What the exercise asks
Go through the material and write it all out exactly, minus the pictures.

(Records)
=======

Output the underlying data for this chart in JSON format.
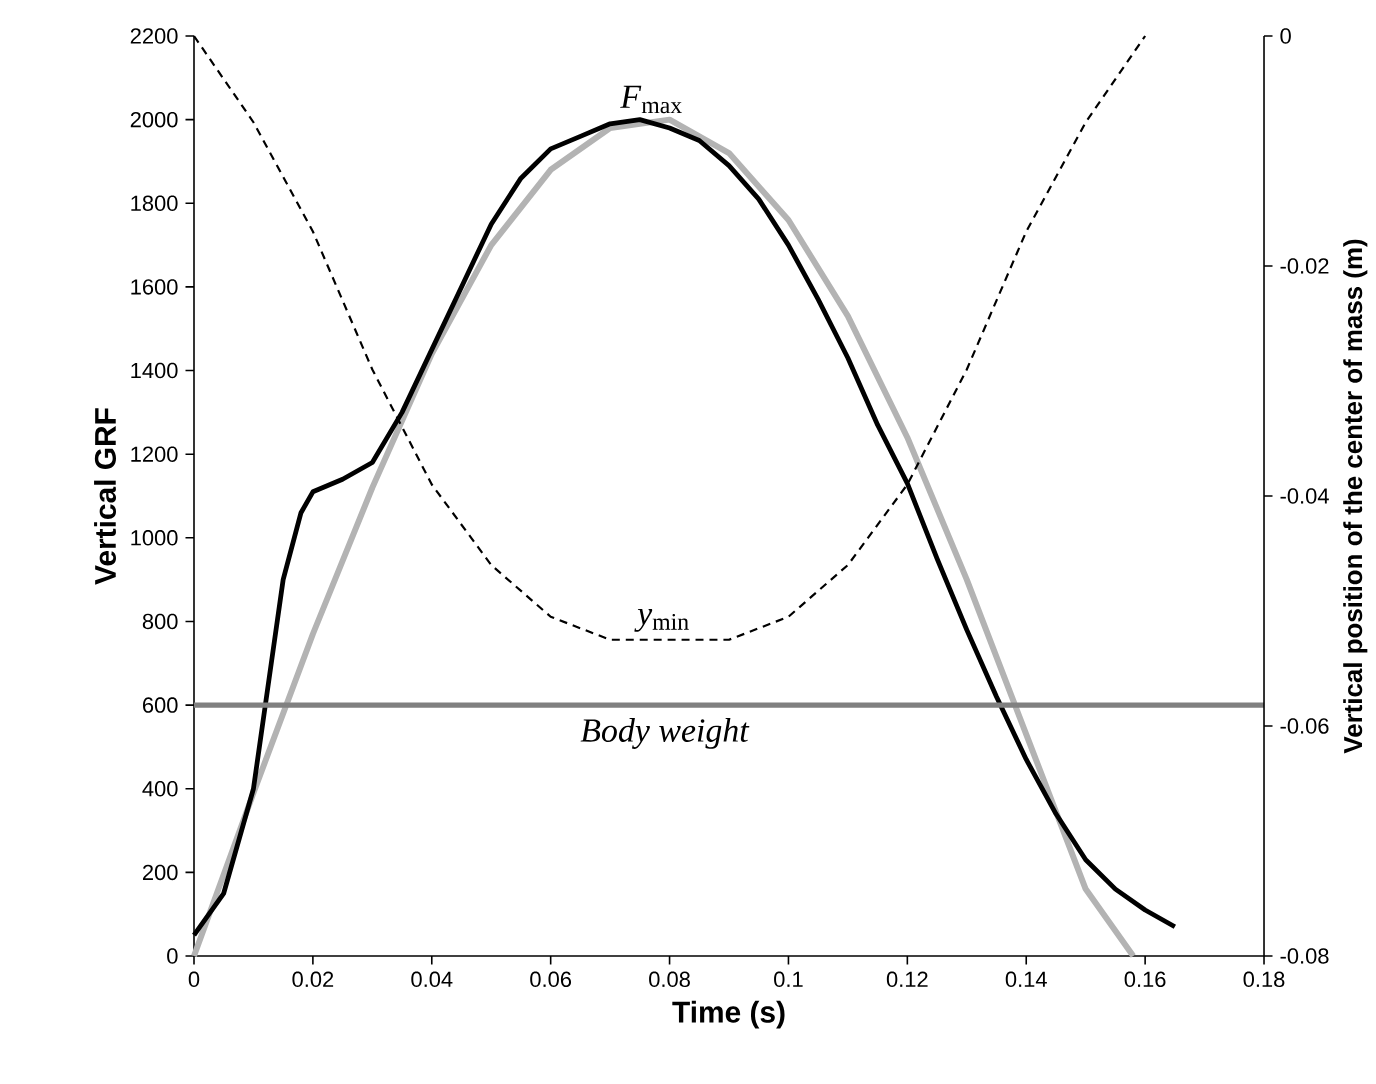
{
  "chart_data": {
    "type": "line",
    "xlabel": "Time (s)",
    "ylabel": "Vertical GRF",
    "y2label": "Vertical position of the center of mass (m)",
    "xlim": [
      0,
      0.18
    ],
    "xticks": [
      0,
      0.02,
      0.04,
      0.06,
      0.08,
      0.1,
      0.12,
      0.14,
      0.16,
      0.18
    ],
    "ylim": [
      0,
      2200
    ],
    "yticks": [
      0,
      200,
      400,
      600,
      800,
      1000,
      1200,
      1400,
      1600,
      1800,
      2000,
      2200
    ],
    "y2lim": [
      -0.08,
      0
    ],
    "y2ticks": [
      -0.08,
      -0.06,
      -0.04,
      -0.02,
      0
    ],
    "series": [
      {
        "color": "#b3b3b3",
        "x": [
          0,
          0.01,
          0.02,
          0.03,
          0.04,
          0.05,
          0.06,
          0.07,
          0.08,
          0.09,
          0.1,
          0.11,
          0.12,
          0.13,
          0.14,
          0.15,
          0.158
        ],
        "values": [
          0,
          390,
          770,
          1120,
          1440,
          1700,
          1880,
          1980,
          2000,
          1920,
          1760,
          1530,
          1240,
          900,
          530,
          160,
          0
        ]
      },
      {
        "color": "#000000",
        "x": [
          0,
          0.005,
          0.01,
          0.013,
          0.015,
          0.018,
          0.02,
          0.025,
          0.03,
          0.035,
          0.04,
          0.045,
          0.05,
          0.055,
          0.06,
          0.065,
          0.07,
          0.075,
          0.08,
          0.085,
          0.09,
          0.095,
          0.1,
          0.105,
          0.11,
          0.115,
          0.12,
          0.125,
          0.13,
          0.135,
          0.14,
          0.145,
          0.15,
          0.155,
          0.16,
          0.165
        ],
        "values": [
          50,
          150,
          400,
          700,
          900,
          1060,
          1110,
          1140,
          1180,
          1300,
          1450,
          1600,
          1750,
          1860,
          1930,
          1960,
          1990,
          2000,
          1980,
          1950,
          1890,
          1810,
          1700,
          1570,
          1430,
          1270,
          1130,
          950,
          780,
          620,
          470,
          340,
          230,
          160,
          110,
          70
        ]
      },
      {
        "color": "#000000",
        "axis": "y2",
        "line_style": "dashed",
        "x": [
          0,
          0.01,
          0.02,
          0.03,
          0.04,
          0.05,
          0.06,
          0.07,
          0.08,
          0.09,
          0.1,
          0.11,
          0.12,
          0.13,
          0.14,
          0.15,
          0.16
        ],
        "values": [
          0,
          -0.0075,
          -0.017,
          -0.029,
          -0.039,
          -0.046,
          -0.0505,
          -0.0525,
          -0.0525,
          -0.0525,
          -0.0505,
          -0.046,
          -0.039,
          -0.029,
          -0.017,
          -0.0075,
          0
        ]
      }
    ],
    "ref_lines": [
      {
        "axis": "y",
        "value": 600,
        "label": "*Body weight*",
        "color": "#808080"
      }
    ],
    "annotations": [
      {
        "text": "*F*$_{max}$",
        "x": 0.077,
        "y": 2000
      },
      {
        "text": "*y*$_{min}$",
        "x": 0.079,
        "y": 760
      }
    ]
  }
}
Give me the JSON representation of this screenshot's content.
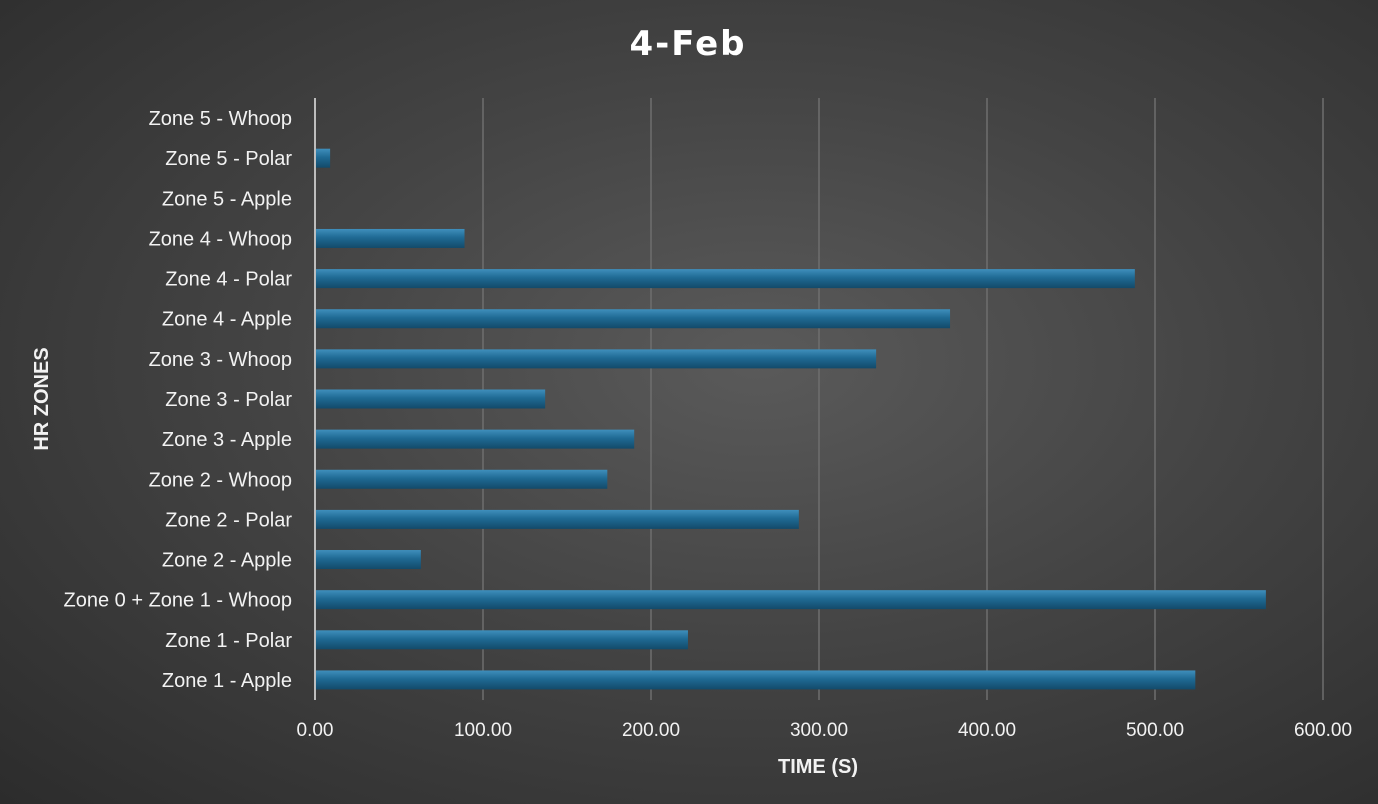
{
  "chart_data": {
    "type": "bar",
    "orientation": "horizontal",
    "title": "4-Feb",
    "xlabel": "TIME (S)",
    "ylabel": "HR ZONES",
    "xlim": [
      0,
      600
    ],
    "xticks": [
      "0.00",
      "100.00",
      "200.00",
      "300.00",
      "400.00",
      "500.00",
      "600.00"
    ],
    "grid": true,
    "legend": "none",
    "bar_color": "#1f6a94",
    "categories": [
      "Zone 1 - Apple",
      "Zone 1 - Polar",
      "Zone 0 + Zone 1 - Whoop",
      "Zone 2 - Apple",
      "Zone 2 - Polar",
      "Zone 2 - Whoop",
      "Zone 3 - Apple",
      "Zone 3 - Polar",
      "Zone 3 - Whoop",
      "Zone 4 - Apple",
      "Zone 4 - Polar",
      "Zone 4 - Whoop",
      "Zone 5 - Apple",
      "Zone 5 - Polar",
      "Zone 5 - Whoop"
    ],
    "values": [
      524,
      222,
      566,
      63,
      288,
      174,
      190,
      137,
      334,
      378,
      488,
      89,
      0,
      9,
      0
    ]
  }
}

=======

Answer for the task
Output the underlying data for this chart in JSON format.
{
  "chart_data": {
    "type": "line",
    "xlabel": "Time (s)",
    "ylabel": "Vertical GRF",
    "y2label": "Vertical position of the center of mass (m)",
    "xlim": [
      0,
      0.18
    ],
    "xticks": [
      0,
      0.02,
      0.04,
      0.06,
      0.08,
      0.1,
      0.12,
      0.14,
      0.16,
      0.18
    ],
    "ylim": [
      0,
      2200
    ],
    "yticks": [
      0,
      200,
      400,
      600,
      800,
      1000,
      1200,
      1400,
      1600,
      1800,
      2000,
      2200
    ],
    "y2lim": [
      -0.08,
      0
    ],
    "y2ticks": [
      -0.08,
      -0.06,
      -0.04,
      -0.02,
      0
    ],
    "series": [
      {
        "color": "#b3b3b3",
        "x": [
          0,
          0.01,
          0.02,
          0.03,
          0.04,
          0.05,
          0.06,
          0.07,
          0.08,
          0.09,
          0.1,
          0.11,
          0.12,
          0.13,
          0.14,
          0.15,
          0.158
        ],
        "values": [
          0,
          390,
          770,
          1120,
          1440,
          1700,
          1880,
          1980,
          2000,
          1920,
          1760,
          1530,
          1240,
          900,
          530,
          160,
          0
        ]
      },
      {
        "color": "#000000",
        "x": [
          0,
          0.005,
          0.01,
          0.013,
          0.015,
          0.018,
          0.02,
          0.025,
          0.03,
          0.035,
          0.04,
          0.045,
          0.05,
          0.055,
          0.06,
          0.065,
          0.07,
          0.075,
          0.08,
          0.085,
          0.09,
          0.095,
          0.1,
          0.105,
          0.11,
          0.115,
          0.12,
          0.125,
          0.13,
          0.135,
          0.14,
          0.145,
          0.15,
          0.155,
          0.16,
          0.165
        ],
        "values": [
          50,
          150,
          400,
          700,
          900,
          1060,
          1110,
          1140,
          1180,
          1300,
          1450,
          1600,
          1750,
          1860,
          1930,
          1960,
          1990,
          2000,
          1980,
          1950,
          1890,
          1810,
          1700,
          1570,
          1430,
          1270,
          1130,
          950,
          780,
          620,
          470,
          340,
          230,
          160,
          110,
          70
        ]
      },
      {
        "color": "#000000",
        "axis": "y2",
        "line_style": "dashed",
        "x": [
          0,
          0.01,
          0.02,
          0.03,
          0.04,
          0.05,
          0.06,
          0.07,
          0.08,
          0.09,
          0.1,
          0.11,
          0.12,
          0.13,
          0.14,
          0.15,
          0.16
        ],
        "values": [
          0,
          -0.0075,
          -0.017,
          -0.029,
          -0.039,
          -0.046,
          -0.0505,
          -0.0525,
          -0.0525,
          -0.0525,
          -0.0505,
          -0.046,
          -0.039,
          -0.029,
          -0.017,
          -0.0075,
          0
        ]
      }
    ],
    "ref_lines": [
      {
        "axis": "y",
        "value": 600,
        "label": "*Body weight*",
        "color": "#808080"
      }
    ],
    "annotations": [
      {
        "text": "*F*$_{max}$",
        "x": 0.077,
        "y": 2000
      },
      {
        "text": "*y*$_{min}$",
        "x": 0.079,
        "y": 760
      }
    ]
  }
}
Give me the JSON representation of this screenshot's content.
{
  "chart_data": {
    "type": "bar",
    "orientation": "horizontal",
    "title": "4-Feb",
    "xlabel": "TIME (S)",
    "ylabel": "HR ZONES",
    "xlim": [
      0,
      600
    ],
    "xticks": [
      "0.00",
      "100.00",
      "200.00",
      "300.00",
      "400.00",
      "500.00",
      "600.00"
    ],
    "grid": true,
    "legend": "none",
    "bar_color": "#1f6a94",
    "categories": [
      "Zone 1 - Apple",
      "Zone 1 - Polar",
      "Zone 0 + Zone 1 - Whoop",
      "Zone 2 - Apple",
      "Zone 2 - Polar",
      "Zone 2 - Whoop",
      "Zone 3 - Apple",
      "Zone 3 - Polar",
      "Zone 3 - Whoop",
      "Zone 4 - Apple",
      "Zone 4 - Polar",
      "Zone 4 - Whoop",
      "Zone 5 - Apple",
      "Zone 5 - Polar",
      "Zone 5 - Whoop"
    ],
    "values": [
      524,
      222,
      566,
      63,
      288,
      174,
      190,
      137,
      334,
      378,
      488,
      89,
      0,
      9,
      0
    ]
  }
}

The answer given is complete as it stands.